→ Brief
Provide the number of lines containing the word "食品烟酒", and nothing else.

→ Supplied records

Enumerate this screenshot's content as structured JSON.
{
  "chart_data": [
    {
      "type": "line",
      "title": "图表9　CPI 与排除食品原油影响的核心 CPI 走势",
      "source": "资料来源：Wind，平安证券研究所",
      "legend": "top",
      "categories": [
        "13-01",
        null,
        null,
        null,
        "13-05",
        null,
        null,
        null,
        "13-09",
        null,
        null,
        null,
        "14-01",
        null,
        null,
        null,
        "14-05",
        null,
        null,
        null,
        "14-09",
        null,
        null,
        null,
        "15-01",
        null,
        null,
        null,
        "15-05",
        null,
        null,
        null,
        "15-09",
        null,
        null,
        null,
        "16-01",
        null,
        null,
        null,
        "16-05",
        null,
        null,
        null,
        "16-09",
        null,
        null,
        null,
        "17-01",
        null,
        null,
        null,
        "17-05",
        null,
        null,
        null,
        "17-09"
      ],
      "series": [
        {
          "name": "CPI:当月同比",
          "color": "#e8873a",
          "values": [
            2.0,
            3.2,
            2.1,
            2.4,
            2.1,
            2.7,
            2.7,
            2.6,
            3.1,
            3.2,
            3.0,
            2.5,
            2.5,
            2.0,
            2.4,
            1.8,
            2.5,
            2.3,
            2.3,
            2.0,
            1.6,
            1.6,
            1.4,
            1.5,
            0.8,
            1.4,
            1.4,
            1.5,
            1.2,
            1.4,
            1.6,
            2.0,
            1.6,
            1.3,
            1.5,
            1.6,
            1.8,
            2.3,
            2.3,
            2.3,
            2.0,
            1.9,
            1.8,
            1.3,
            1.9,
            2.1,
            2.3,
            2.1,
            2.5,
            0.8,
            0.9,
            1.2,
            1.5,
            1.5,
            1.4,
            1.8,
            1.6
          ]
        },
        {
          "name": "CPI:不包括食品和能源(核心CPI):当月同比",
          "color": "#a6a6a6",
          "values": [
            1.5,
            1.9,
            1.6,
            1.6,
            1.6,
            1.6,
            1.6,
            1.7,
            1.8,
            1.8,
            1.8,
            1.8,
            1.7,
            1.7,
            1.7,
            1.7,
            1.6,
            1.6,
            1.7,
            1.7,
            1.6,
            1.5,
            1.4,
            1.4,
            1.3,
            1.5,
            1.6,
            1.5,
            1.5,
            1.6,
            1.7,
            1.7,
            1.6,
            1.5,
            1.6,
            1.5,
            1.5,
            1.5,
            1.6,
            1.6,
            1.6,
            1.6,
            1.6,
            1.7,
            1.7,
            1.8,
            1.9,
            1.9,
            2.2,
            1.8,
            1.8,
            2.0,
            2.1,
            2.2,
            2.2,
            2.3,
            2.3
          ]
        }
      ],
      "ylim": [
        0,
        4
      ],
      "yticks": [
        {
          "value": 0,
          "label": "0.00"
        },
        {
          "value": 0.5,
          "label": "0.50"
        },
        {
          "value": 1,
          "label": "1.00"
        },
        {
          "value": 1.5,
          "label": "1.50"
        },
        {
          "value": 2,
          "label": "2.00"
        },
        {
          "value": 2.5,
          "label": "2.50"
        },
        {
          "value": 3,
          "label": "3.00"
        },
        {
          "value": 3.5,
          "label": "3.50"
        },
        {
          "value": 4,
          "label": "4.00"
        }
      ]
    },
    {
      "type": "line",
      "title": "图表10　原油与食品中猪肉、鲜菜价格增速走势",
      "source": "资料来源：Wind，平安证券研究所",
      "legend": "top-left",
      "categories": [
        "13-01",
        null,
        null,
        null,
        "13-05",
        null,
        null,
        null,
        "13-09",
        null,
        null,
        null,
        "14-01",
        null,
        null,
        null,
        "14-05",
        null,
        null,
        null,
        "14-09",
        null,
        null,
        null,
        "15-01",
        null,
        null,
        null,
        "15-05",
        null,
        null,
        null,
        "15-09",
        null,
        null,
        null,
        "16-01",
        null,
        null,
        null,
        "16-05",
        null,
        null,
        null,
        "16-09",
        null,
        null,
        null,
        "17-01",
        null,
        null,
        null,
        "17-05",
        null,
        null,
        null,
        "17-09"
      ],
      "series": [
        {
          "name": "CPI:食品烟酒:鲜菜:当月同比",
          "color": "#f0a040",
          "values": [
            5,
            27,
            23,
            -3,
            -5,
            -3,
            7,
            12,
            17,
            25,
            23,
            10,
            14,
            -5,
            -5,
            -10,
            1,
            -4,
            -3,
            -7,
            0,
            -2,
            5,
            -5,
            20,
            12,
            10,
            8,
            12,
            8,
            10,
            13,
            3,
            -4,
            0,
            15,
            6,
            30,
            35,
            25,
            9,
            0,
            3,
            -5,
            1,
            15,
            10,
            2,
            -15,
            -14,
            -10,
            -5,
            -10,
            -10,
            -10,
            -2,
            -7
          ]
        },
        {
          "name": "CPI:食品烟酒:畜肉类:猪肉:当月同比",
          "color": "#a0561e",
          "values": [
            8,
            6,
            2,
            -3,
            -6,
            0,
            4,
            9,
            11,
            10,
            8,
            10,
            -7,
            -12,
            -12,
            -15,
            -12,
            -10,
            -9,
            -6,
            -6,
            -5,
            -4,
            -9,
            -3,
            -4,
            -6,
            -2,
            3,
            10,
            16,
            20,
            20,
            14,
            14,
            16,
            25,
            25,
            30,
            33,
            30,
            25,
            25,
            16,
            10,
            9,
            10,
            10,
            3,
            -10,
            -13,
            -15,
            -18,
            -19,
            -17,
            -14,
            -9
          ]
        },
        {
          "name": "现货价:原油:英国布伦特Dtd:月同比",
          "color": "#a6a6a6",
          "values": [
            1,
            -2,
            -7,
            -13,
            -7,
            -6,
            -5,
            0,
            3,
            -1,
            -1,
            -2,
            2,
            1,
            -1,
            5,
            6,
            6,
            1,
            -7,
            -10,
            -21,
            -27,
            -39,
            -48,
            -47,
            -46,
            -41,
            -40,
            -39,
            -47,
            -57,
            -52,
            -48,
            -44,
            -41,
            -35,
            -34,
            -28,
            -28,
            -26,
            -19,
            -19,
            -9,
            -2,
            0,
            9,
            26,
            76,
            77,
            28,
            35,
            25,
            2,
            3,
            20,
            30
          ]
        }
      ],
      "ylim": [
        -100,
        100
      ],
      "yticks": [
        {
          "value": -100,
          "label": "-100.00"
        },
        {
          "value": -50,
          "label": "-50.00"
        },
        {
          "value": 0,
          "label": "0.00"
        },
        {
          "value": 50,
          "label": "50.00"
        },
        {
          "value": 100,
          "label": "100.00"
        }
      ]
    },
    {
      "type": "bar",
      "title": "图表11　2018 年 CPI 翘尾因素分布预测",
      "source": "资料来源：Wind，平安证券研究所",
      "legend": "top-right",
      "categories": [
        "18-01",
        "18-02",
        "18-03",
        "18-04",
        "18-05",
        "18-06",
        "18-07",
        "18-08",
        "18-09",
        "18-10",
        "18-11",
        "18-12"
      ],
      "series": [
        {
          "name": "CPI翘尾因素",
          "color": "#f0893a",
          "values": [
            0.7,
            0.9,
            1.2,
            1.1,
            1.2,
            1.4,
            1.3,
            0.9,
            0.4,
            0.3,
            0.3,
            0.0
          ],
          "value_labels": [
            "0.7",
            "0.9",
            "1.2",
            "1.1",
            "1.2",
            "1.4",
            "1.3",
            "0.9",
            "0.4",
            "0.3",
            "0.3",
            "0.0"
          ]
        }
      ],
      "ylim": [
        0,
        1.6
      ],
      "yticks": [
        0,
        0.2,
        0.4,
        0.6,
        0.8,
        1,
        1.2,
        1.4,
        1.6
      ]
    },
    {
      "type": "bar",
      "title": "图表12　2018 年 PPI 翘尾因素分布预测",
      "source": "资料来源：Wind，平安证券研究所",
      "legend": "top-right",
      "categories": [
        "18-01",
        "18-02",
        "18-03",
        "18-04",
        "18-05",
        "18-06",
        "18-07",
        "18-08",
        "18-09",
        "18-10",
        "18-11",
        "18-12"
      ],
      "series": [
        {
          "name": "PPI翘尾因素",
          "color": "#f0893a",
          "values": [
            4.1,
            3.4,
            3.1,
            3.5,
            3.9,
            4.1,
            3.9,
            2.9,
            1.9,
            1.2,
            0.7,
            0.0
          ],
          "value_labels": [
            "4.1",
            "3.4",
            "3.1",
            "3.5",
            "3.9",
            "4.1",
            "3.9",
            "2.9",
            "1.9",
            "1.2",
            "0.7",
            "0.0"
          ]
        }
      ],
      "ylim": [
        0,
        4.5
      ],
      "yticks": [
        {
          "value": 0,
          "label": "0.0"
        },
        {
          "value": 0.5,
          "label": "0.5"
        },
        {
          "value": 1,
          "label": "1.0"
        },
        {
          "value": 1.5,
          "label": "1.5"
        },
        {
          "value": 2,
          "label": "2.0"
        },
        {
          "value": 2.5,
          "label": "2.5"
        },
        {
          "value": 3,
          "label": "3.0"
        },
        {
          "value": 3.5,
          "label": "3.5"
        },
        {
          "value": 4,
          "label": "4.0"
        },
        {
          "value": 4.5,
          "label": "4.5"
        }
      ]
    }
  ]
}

→ Finished answer
2